**Required work**
Determine how many lines carry the word "JSON". Output that number only.

**Material for this exercise**
◇ ◇ ◇ ◇ ◇ ◇ ◇

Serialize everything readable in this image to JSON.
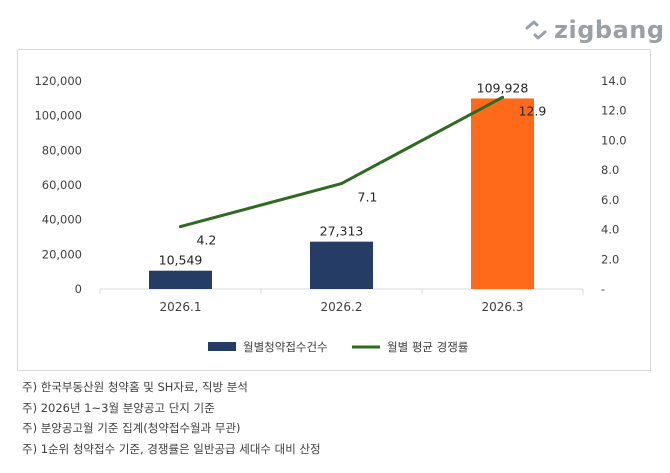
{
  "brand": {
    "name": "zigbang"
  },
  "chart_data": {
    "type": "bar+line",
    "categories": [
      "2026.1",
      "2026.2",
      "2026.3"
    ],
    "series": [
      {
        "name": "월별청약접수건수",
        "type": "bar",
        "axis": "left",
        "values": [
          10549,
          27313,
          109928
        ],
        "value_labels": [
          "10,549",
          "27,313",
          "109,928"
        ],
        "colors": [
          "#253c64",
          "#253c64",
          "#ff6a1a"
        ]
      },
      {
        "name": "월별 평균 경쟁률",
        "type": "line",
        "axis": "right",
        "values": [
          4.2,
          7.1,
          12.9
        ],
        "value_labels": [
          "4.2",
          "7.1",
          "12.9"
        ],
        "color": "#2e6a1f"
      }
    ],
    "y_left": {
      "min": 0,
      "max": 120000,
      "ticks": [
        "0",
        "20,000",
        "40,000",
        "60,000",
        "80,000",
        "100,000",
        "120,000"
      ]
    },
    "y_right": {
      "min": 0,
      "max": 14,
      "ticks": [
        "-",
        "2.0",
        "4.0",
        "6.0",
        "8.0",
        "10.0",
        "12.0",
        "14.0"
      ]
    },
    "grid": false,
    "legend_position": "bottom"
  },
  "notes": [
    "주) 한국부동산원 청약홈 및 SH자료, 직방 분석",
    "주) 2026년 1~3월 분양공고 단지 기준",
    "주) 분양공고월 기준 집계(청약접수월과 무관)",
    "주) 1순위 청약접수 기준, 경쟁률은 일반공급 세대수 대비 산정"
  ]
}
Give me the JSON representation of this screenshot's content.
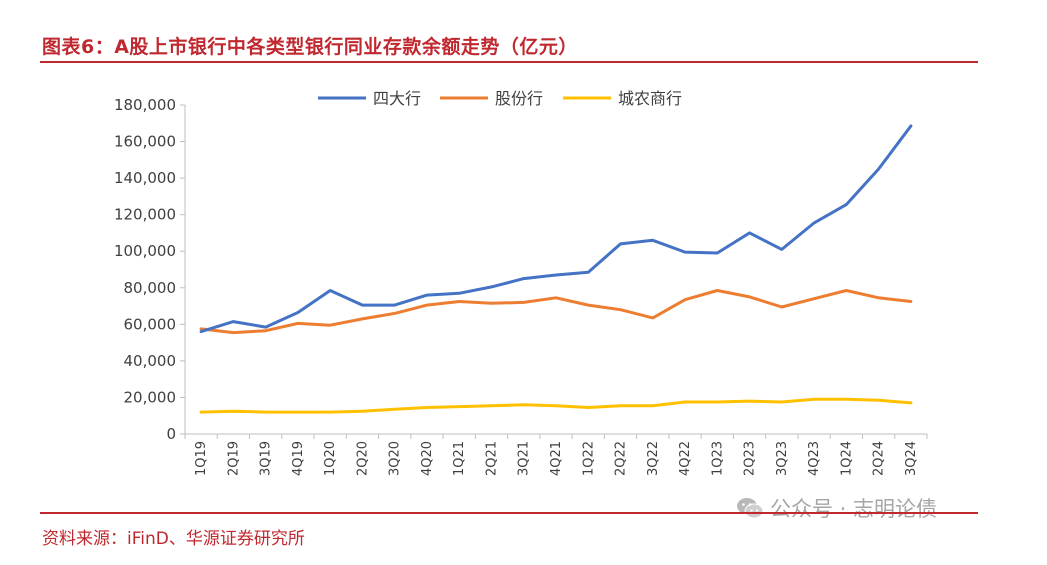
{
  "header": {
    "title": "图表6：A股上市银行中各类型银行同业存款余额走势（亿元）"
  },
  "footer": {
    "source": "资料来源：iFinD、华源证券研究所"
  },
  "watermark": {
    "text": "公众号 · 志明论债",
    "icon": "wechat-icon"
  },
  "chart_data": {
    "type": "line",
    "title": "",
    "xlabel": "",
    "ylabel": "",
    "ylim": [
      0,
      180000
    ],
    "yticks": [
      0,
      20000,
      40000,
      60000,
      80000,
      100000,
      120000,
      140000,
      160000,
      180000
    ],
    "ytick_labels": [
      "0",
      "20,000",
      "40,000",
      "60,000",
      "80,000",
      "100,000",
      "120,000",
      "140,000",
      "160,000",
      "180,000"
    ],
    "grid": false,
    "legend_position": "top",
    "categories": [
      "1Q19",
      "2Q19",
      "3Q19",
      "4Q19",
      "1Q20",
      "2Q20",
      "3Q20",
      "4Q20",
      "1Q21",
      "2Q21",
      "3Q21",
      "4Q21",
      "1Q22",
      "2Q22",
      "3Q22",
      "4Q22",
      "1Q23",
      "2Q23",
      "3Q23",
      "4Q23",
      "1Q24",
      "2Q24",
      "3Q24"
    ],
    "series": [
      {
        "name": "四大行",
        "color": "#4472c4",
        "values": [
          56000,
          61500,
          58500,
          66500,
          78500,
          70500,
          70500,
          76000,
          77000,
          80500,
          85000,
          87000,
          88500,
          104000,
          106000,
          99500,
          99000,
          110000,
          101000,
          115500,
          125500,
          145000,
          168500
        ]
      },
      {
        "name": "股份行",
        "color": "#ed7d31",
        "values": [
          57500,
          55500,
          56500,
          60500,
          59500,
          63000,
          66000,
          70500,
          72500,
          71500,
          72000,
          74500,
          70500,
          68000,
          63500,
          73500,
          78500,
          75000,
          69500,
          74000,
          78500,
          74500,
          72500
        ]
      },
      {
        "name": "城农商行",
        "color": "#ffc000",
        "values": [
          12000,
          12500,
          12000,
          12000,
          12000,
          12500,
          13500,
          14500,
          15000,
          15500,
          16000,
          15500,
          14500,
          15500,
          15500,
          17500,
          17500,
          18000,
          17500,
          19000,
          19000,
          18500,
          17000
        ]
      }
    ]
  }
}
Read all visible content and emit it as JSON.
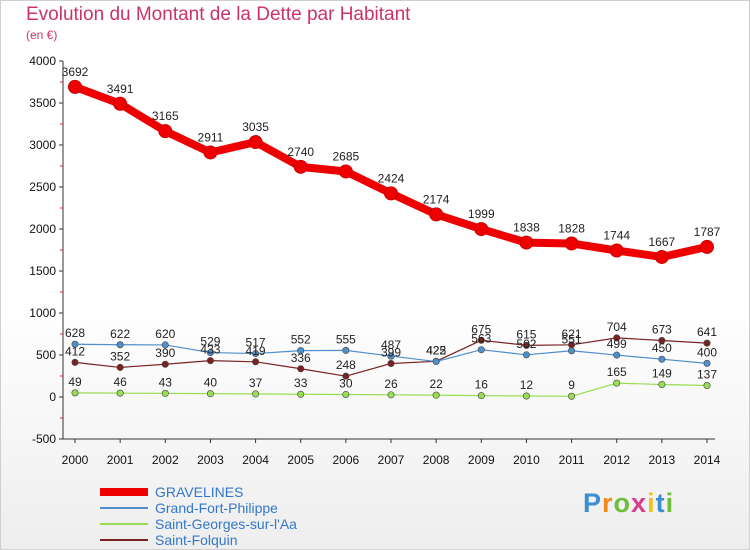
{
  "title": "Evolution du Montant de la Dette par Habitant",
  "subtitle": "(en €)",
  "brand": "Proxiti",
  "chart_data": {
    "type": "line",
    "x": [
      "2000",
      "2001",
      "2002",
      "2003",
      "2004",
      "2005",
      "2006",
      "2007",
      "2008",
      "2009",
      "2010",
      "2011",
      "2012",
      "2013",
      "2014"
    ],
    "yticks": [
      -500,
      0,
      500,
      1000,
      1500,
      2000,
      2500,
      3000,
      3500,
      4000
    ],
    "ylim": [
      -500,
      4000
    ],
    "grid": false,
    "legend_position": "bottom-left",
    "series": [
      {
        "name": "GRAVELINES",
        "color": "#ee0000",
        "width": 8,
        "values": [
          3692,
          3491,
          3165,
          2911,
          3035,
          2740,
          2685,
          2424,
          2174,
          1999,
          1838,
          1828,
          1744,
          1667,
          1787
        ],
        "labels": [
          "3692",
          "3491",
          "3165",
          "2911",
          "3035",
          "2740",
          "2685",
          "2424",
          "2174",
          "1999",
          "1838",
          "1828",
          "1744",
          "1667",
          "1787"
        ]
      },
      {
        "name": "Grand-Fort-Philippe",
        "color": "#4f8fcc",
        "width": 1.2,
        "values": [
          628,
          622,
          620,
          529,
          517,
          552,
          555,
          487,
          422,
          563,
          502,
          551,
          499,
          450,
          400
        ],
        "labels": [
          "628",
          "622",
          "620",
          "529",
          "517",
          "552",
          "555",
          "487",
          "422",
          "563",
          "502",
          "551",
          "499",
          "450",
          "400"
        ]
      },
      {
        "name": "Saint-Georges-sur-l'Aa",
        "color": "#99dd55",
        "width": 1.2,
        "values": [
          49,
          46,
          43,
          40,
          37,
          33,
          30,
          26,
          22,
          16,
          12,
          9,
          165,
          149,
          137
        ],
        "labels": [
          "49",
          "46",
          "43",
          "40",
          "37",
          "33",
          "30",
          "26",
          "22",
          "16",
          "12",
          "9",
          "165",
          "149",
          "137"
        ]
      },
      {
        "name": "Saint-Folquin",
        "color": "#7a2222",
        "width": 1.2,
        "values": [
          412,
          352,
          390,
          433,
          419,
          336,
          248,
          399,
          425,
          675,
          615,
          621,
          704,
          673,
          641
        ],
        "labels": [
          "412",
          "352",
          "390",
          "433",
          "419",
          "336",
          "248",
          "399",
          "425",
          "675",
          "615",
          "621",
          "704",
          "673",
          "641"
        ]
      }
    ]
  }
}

◇ ◇ ◇ ◇ ◇ ◇ ◇

**Exercise response**
3